→ **DIRECTIONS**
Each line that follows is to be retyped exactly.

--*--

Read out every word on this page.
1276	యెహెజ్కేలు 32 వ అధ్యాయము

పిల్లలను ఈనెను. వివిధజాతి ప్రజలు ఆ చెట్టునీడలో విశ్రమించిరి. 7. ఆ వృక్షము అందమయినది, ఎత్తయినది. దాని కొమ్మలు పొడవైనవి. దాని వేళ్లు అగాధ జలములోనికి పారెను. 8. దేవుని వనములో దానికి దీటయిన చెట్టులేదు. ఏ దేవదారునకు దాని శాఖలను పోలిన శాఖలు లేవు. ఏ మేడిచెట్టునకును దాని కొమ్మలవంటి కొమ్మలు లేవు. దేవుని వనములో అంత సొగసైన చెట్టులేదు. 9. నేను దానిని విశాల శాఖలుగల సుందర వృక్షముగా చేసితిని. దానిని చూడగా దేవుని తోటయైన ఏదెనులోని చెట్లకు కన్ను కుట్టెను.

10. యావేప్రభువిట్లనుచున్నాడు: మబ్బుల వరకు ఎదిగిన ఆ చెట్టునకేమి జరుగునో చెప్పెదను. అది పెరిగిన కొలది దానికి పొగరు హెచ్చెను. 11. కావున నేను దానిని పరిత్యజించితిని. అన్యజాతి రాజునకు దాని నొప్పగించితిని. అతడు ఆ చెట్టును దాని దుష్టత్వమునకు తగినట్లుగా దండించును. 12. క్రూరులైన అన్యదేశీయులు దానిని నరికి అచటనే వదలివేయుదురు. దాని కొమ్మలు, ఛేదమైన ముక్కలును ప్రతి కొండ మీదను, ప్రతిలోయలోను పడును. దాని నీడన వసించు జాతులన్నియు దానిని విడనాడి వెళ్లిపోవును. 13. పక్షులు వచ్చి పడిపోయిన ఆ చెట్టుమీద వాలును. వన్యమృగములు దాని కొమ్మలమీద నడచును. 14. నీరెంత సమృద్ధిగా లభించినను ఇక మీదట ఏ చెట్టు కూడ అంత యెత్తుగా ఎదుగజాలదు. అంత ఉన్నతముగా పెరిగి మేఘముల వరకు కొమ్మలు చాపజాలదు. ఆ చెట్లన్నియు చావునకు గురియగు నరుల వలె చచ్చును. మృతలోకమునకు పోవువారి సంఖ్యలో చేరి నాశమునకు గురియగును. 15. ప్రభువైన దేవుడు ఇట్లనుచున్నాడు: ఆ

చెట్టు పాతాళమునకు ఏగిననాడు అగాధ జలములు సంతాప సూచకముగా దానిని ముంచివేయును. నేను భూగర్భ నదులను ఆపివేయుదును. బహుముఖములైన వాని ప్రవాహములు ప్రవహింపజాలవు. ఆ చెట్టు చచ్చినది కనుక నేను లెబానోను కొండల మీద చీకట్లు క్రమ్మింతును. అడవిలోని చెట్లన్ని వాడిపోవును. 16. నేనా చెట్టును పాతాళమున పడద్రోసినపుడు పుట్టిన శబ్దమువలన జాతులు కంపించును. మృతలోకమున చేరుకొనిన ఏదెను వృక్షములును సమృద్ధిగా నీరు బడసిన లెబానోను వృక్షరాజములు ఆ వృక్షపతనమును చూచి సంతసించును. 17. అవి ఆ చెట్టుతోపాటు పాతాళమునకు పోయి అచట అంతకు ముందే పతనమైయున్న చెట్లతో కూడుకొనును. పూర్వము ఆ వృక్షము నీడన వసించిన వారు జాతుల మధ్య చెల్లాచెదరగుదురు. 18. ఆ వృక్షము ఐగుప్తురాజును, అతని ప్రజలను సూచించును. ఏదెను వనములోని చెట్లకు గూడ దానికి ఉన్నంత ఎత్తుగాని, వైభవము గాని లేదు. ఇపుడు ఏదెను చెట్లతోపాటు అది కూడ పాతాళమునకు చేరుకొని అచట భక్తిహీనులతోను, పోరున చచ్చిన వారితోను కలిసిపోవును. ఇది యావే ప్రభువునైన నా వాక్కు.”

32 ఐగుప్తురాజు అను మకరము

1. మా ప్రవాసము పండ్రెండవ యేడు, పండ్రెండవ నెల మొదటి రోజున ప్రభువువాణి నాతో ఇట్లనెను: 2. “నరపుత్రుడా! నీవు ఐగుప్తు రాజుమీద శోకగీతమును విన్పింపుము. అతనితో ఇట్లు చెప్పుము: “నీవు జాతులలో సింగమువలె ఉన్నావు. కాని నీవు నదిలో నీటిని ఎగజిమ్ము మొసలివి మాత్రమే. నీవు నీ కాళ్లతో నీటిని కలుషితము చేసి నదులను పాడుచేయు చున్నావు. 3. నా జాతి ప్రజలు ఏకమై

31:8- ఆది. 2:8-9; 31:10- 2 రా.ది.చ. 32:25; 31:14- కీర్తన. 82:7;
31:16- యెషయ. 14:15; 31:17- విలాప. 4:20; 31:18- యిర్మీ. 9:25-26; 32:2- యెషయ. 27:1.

--*--

→ **EXPECTED ANSWER**
Read out every word on this page.
1276	యెహెజ్కేలు 32 వ అధ్యాయము

పిల్లలను ఈనెను. వివిధజాతి ప్రజలు ఆ చెట్టునీడలో విశ్రమించిరి. 7. ఆ వృక్షము అందమయినది, ఎత్తయినది. దాని కొమ్మలు పొడవైనవి. దాని వేళ్లు అగాధ జలములోనికి పారెను. 8. దేవుని వనములో దానికి దీటయిన చెట్టులేదు. ఏ దేవదారునకు దాని శాఖలను పోలిన శాఖలు లేవు. ఏ మేడిచెట్టునకును దాని కొమ్మలవంటి కొమ్మలు లేవు. దేవుని వనములో అంత సొగసైన చెట్టులేదు. 9. నేను దానిని విశాల శాఖలుగల సుందర వృక్షముగా చేసితిని. దానిని చూడగా దేవుని తోటయైన ఏదెనులోని చెట్లకు కన్ను కుట్టెను.

10. యావేప్రభువిట్లనుచున్నాడు: మబ్బుల వరకు ఎదిగిన ఆ చెట్టునకేమి జరుగునో చెప్పెదను. అది పెరిగిన కొలది దానికి పొగరు హెచ్చెను. 11. కావున నేను దానిని పరిత్యజించితిని. అన్యజాతి రాజునకు దాని నొప్పగించితిని. అతడు ఆ చెట్టును దాని దుష్టత్వమునకు తగినట్లుగా దండించును. 12. క్రూరులైన అన్యదేశీయులు దానిని నరికి అచటనే వదలివేయుదురు. దాని కొమ్మలు, ఛేదమైన ముక్కలును ప్రతి కొండ మీదను, ప్రతిలోయలోను పడును. దాని నీడన వసించు జాతులన్నియు దానిని విడనాడి వెళ్లిపోవును. 13. పక్షులు వచ్చి పడిపోయిన ఆ చెట్టుమీద వాలును. వన్యమృగములు దాని కొమ్మలమీద నడచును. 14. నీరెంత సమృద్ధిగా లభించినను ఇక మీదట ఏ చెట్టు కూడ అంత యెత్తుగా ఎదుగజాలదు. అంత ఉన్నతముగా పెరిగి మేఘముల వరకు కొమ్మలు చాపజాలదు. ఆ చెట్లన్నియు చావునకు గురియగు నరుల వలె చచ్చును. మృతలోకమునకు పోవువారి సంఖ్యలో చేరి నాశమునకు గురియగును. 15. ప్రభువైన దేవుడు ఇట్లనుచున్నాడు: ఆ

చెట్టు పాతాళమునకు ఏగిననాడు అగాధ జలములు సంతాప సూచకముగా దానిని ముంచివేయును. నేను భూగర్భ నదులను ఆపివేయుదును. బహుముఖములైన వాని ప్రవాహములు ప్రవహింపజాలవు. ఆ చెట్టు చచ్చినది కనుక నేను లెబానోను కొండల మీద చీకట్లు క్రమ్మింతును. అడవిలోని చెట్లన్ని వాడిపోవును. 16. నేనా చెట్టును పాతాళమున పడద్రోసినపుడు పుట్టిన శబ్దమువలన జాతులు కంపించును. మృతలోకమున చేరుకొనిన ఏదెను వృక్షములును సమృద్ధిగా నీరు బడసిన లెబానోను వృక్షరాజములు ఆ వృక్షపతనమును చూచి సంతసించును. 17. అవి ఆ చెట్టుతోపాటు పాతాళమునకు పోయి అచట అంతకు ముందే పతనమైయున్న చెట్లతో కూడుకొనును. పూర్వము ఆ వృక్షము నీడన వసించిన వారు జాతుల మధ్య చెల్లాచెదరగుదురు. 18. ఆ వృక్షము ఐగుప్తురాజును, అతని ప్రజలను సూచించును. ఏదెను వనములోని చెట్లకు గూడ దానికి ఉన్నంత ఎత్తుగాని, వైభవము గాని లేదు. ఇపుడు ఏదెను చెట్లతోపాటు అది కూడ పాతాళమునకు చేరుకొని అచట భక్తిహీనులతోను, పోరున చచ్చిన వారితోను కలిసిపోవును. ఇది యావే ప్రభువునైన నా వాక్కు.”

32 ఐగుప్తురాజు అను మకరము

1. మా ప్రవాసము పండ్రెండవ యేడు, పండ్రెండవ నెల మొదటి రోజున ప్రభువువాణి నాతో ఇట్లనెను: 2. “నరపుత్రుడా! నీవు ఐగుప్తు రాజుమీద శోకగీతమును విన్పింపుము. అతనితో ఇట్లు చెప్పుము: “నీవు జాతులలో సింగమువలె ఉన్నావు. కాని నీవు నదిలో నీటిని ఎగజిమ్ము మొసలివి మాత్రమే. నీవు నీ కాళ్లతో నీటిని కలుషితము చేసి నదులను పాడుచేయు చున్నావు. 3. నా జాతి ప్రజలు ఏకమై

31:8- ఆది. 2:8-9; 31:10- 2 రా.ది.చ. 32:25; 31:14- కీర్తన. 82:7;
31:16- యెషయ. 14:15; 31:17- విలాప. 4:20; 31:18- యిర్మీ. 9:25-26; 32:2- యెషయ. 27:1.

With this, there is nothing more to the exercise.